[WHAT IS ASKED] Each entry below should be reproduced character for character.

[Collection entries]
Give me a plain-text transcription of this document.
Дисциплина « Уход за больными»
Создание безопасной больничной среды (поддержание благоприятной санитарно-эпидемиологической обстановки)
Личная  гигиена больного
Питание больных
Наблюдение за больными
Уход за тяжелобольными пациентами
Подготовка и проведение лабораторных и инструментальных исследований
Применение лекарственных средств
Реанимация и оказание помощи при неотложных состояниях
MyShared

[EXPECTED OUTPUT]
Give me a plain-text transcription of this document.
Дисциплина « Уход за больными»
Создание безопасной больничной среды (поддержание благоприятной санитарно-эпидемиологической обстановки)
Личная  гигиена больного
Питание больных
Наблюдение за больными
Уход за тяжелобольными пациентами
Подготовка и проведение лабораторных и инструментальных исследований
Применение лекарственных средств
Реанимация и оказание помощи при неотложных состояниях
MyShared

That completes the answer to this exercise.